=== The request ===
Using the data below, gather each line that includes the word "região".

<<<<

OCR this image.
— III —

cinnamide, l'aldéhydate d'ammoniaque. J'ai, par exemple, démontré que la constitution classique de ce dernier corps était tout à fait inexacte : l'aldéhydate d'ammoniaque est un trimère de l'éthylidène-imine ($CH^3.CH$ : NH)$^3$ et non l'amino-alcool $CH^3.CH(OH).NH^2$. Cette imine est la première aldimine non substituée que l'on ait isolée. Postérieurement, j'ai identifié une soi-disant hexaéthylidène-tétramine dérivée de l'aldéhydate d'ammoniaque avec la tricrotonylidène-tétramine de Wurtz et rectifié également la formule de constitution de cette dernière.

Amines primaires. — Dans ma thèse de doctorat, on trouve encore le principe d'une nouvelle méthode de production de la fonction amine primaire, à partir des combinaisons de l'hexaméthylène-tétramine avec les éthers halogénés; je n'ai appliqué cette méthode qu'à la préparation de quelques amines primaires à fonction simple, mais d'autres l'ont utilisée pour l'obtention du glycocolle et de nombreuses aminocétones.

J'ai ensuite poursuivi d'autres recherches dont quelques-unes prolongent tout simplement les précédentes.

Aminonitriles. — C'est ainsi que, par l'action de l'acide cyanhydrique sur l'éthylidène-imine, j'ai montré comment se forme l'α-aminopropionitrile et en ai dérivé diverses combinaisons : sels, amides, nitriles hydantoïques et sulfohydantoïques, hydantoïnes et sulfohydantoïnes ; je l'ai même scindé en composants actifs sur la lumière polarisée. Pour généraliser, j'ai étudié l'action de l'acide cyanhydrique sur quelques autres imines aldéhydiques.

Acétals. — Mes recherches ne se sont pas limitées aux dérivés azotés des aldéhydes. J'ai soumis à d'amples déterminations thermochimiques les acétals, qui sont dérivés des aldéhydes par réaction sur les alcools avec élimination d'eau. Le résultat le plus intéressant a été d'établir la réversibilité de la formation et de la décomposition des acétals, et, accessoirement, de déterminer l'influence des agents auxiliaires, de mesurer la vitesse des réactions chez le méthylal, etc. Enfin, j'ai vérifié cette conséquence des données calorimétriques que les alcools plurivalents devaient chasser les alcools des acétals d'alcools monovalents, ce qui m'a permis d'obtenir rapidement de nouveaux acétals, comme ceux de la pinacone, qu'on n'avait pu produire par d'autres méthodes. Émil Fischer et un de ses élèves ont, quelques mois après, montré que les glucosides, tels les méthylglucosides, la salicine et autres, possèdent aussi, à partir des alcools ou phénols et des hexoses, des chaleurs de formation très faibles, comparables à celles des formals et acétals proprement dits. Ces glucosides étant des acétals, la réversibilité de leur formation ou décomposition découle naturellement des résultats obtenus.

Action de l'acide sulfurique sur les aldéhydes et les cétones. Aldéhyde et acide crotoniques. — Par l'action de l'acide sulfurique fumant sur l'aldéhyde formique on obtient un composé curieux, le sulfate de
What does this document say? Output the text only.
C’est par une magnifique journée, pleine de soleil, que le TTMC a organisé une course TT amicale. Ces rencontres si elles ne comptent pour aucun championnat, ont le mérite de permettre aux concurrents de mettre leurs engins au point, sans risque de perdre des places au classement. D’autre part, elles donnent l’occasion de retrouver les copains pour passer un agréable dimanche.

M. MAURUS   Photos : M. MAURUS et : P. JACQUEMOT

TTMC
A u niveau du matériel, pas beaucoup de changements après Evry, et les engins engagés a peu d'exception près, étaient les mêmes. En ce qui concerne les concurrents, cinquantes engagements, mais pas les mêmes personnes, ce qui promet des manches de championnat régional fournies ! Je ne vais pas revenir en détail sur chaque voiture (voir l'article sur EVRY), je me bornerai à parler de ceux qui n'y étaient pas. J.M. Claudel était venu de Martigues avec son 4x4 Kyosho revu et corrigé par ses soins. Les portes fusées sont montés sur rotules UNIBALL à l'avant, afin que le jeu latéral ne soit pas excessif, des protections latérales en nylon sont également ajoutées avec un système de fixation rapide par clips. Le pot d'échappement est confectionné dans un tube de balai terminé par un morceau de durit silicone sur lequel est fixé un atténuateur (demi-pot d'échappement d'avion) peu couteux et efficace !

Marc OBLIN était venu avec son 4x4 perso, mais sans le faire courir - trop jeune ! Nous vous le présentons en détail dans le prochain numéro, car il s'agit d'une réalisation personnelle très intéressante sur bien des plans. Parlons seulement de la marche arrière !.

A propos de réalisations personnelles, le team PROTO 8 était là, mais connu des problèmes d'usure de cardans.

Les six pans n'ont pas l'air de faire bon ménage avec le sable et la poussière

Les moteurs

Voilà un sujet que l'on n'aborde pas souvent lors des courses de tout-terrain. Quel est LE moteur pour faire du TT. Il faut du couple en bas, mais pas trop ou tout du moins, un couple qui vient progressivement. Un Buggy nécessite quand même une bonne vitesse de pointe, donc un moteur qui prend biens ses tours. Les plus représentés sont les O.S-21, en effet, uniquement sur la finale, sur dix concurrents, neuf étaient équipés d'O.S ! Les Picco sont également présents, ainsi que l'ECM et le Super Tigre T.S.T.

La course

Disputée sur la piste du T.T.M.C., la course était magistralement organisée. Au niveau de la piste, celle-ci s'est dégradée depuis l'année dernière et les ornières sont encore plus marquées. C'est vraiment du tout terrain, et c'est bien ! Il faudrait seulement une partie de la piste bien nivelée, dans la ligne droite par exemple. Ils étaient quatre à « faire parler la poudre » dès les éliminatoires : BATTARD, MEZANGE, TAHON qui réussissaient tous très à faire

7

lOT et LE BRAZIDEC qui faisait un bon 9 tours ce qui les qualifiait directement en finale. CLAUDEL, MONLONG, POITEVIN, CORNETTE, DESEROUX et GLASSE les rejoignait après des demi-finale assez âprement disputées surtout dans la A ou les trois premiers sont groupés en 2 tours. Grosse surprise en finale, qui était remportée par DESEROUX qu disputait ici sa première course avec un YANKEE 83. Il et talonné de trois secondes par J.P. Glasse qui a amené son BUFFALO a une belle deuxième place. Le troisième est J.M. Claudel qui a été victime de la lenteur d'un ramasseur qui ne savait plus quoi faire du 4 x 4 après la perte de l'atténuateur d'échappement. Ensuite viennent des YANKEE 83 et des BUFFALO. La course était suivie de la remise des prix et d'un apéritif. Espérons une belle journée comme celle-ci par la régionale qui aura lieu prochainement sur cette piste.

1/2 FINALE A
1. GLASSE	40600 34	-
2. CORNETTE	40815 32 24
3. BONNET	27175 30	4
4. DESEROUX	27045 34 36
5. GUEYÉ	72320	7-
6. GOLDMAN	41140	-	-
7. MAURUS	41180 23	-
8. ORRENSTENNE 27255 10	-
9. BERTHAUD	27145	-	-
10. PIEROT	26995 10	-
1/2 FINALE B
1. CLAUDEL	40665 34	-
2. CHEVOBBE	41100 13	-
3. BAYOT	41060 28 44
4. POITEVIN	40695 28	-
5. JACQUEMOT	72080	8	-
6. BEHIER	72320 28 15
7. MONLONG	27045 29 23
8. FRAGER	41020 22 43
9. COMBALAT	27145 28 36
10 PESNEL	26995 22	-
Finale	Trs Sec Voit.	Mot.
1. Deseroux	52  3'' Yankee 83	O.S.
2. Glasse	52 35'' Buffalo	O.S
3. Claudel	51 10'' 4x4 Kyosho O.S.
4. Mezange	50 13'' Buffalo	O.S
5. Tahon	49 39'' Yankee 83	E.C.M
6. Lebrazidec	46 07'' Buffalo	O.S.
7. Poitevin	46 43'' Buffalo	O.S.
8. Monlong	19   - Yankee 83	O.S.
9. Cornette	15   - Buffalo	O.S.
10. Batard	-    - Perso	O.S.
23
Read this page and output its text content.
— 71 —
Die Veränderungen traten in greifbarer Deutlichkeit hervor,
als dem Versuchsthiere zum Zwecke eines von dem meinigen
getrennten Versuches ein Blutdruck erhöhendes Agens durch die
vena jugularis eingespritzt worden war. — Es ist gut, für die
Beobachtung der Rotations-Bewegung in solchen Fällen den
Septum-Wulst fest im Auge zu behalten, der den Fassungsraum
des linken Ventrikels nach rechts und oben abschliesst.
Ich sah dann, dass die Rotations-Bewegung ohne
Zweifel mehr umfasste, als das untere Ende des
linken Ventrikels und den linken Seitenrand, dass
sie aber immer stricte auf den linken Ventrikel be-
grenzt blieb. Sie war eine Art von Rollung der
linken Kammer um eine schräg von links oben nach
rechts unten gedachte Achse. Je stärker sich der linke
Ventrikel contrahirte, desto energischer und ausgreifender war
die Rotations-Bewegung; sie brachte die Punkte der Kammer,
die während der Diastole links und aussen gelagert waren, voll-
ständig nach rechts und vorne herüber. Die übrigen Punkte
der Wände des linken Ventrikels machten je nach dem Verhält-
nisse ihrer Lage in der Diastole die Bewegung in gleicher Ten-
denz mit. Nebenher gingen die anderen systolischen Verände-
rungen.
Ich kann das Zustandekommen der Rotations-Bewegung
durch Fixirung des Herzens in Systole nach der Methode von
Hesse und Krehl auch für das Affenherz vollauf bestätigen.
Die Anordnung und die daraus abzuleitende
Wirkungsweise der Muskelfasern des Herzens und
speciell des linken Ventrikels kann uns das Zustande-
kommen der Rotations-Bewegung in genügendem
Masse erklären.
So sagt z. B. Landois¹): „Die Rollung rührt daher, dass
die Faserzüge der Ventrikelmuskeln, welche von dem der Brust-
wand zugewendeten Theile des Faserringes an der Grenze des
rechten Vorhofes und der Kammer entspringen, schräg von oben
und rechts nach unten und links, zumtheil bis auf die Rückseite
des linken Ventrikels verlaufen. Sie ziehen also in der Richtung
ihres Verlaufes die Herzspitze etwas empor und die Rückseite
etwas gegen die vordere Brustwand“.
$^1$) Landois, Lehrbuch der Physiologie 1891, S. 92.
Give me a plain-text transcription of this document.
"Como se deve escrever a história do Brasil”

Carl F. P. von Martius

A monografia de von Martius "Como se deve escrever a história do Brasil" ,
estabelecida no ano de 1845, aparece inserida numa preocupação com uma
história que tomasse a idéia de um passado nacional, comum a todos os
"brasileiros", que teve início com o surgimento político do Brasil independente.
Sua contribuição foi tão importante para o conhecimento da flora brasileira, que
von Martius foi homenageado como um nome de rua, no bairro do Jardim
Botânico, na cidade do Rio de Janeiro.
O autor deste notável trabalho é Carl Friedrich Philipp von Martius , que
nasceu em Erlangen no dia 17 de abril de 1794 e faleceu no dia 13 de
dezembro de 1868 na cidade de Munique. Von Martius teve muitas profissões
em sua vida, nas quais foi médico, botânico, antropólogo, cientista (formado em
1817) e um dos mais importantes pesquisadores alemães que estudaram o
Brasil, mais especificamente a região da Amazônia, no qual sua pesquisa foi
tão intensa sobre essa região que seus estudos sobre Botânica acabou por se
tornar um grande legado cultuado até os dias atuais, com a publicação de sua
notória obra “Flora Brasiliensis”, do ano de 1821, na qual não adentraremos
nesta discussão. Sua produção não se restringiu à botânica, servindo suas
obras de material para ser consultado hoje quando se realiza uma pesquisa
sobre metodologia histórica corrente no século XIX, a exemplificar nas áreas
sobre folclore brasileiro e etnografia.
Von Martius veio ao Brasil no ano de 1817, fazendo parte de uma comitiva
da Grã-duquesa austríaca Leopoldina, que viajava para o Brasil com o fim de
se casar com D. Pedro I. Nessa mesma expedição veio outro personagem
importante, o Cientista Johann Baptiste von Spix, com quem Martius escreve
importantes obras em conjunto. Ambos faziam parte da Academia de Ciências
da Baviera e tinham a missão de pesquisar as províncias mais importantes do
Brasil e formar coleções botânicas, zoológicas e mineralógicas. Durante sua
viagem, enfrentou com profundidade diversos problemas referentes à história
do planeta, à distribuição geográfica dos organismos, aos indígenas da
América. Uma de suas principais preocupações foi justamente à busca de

>>>>

=== Solution to this task ===
Brasil, mais especificamente a região da Amazônia, no qual sua pesquisa foi
tão intensa sobre essa região que seus estudos sobre Botânica acabou por se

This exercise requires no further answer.